**SHORT EXERCISE**
Extract all data as written.

>> Start DATA PROVIDED

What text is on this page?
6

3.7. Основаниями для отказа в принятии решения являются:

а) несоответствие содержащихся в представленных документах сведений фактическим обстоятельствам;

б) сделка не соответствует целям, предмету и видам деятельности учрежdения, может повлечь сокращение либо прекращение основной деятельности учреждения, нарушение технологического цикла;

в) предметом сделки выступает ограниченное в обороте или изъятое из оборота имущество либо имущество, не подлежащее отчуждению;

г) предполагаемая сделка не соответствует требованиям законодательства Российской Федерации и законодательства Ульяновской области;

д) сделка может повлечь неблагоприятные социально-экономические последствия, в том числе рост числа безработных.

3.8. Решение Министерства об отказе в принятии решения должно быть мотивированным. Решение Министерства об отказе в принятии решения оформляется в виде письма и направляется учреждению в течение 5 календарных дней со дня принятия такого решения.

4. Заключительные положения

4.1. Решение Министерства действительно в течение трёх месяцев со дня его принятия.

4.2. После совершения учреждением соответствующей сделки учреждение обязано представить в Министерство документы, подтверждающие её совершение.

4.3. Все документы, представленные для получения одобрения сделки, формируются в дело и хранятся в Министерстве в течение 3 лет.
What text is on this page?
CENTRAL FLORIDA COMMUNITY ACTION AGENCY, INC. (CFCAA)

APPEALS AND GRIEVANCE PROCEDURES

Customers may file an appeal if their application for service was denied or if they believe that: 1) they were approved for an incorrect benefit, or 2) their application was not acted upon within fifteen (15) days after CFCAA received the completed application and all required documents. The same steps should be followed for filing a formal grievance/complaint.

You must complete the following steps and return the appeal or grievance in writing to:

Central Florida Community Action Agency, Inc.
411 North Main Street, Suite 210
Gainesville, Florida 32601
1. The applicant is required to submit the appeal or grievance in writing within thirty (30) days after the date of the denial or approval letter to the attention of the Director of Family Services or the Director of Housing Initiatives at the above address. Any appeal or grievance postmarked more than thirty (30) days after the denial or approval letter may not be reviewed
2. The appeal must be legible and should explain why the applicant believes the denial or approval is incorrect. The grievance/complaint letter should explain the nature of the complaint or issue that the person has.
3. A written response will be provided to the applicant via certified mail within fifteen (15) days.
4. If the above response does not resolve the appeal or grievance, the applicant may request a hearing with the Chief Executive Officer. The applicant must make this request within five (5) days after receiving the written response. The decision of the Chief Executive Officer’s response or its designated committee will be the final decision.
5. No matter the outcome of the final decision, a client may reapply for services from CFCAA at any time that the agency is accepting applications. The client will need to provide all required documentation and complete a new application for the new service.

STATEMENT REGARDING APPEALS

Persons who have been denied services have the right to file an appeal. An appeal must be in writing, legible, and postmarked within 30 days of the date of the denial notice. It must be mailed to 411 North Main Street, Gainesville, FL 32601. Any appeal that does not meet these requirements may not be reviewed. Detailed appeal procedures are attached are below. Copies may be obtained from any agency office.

>> End DATA PROVIDED

**WRITTEN RESPONSE**
What text is on this page?
6

3.7. Основаниями для отказа в принятии решения являются:

а) несоответствие содержащихся в представленных документах сведений фактическим обстоятельствам;

б) сделка не соответствует целям, предмету и видам деятельности учрежdения, может повлечь сокращение либо прекращение основной деятельности учреждения, нарушение технологического цикла;

в) предметом сделки выступает ограниченное в обороте или изъятое из оборота имущество либо имущество, не подлежащее отчуждению;

г) предполагаемая сделка не соответствует требованиям законодательства Российской Федерации и законодательства Ульяновской области;

д) сделка может повлечь неблагоприятные социально-экономические последствия, в том числе рост числа безработных.

3.8. Решение Министерства об отказе в принятии решения должно быть мотивированным. Решение Министерства об отказе в принятии решения оформляется в виде письма и направляется учреждению в течение 5 календарных дней со дня принятия такого решения.

4. Заключительные положения

4.1. Решение Министерства действительно в течение трёх месяцев со дня его принятия.

4.2. После совершения учреждением соответствующей сделки учреждение обязано представить в Министерство документы, подтверждающие её совершение.

4.3. Все документы, представленные для получения одобрения сделки, формируются в дело и хранятся в Министерстве в течение 3 лет.
What text is on this page?
CENTRAL FLORIDA COMMUNITY ACTION AGENCY, INC. (CFCAA)

APPEALS AND GRIEVANCE PROCEDURES

Customers may file an appeal if their application for service was denied or if they believe that: 1) they were approved for an incorrect benefit, or 2) their application was not acted upon within fifteen (15) days after CFCAA received the completed application and all required documents. The same steps should be followed for filing a formal grievance/complaint.

You must complete the following steps and return the appeal or grievance in writing to:

Central Florida Community Action Agency, Inc.
411 North Main Street, Suite 210
Gainesville, Florida 32601
1. The applicant is required to submit the appeal or grievance in writing within thirty (30) days after the date of the denial or approval letter to the attention of the Director of Family Services or the Director of Housing Initiatives at the above address. Any appeal or grievance postmarked more than thirty (30) days after the denial or approval letter may not be reviewed
2. The appeal must be legible and should explain why the applicant believes the denial or approval is incorrect. The grievance/complaint letter should explain the nature of the complaint or issue that the person has.
3. A written response will be provided to the applicant via certified mail within fifteen (15) days.
4. If the above response does not resolve the appeal or grievance, the applicant may request a hearing with the Chief Executive Officer. The applicant must make this request within five (5) days after receiving the written response. The decision of the Chief Executive Officer’s response or its designated committee will be the final decision.
5. No matter the outcome of the final decision, a client may reapply for services from CFCAA at any time that the agency is accepting applications. The client will need to provide all required documentation and complete a new application for the new service.

STATEMENT REGARDING APPEALS

Persons who have been denied services have the right to file an appeal. An appeal must be in writing, legible, and postmarked within 30 days of the date of the denial notice. It must be mailed to 411 North Main Street, Gainesville, FL 32601. Any appeal that does not meet these requirements may not be reviewed. Detailed appeal procedures are attached are below. Copies may be obtained from any agency office.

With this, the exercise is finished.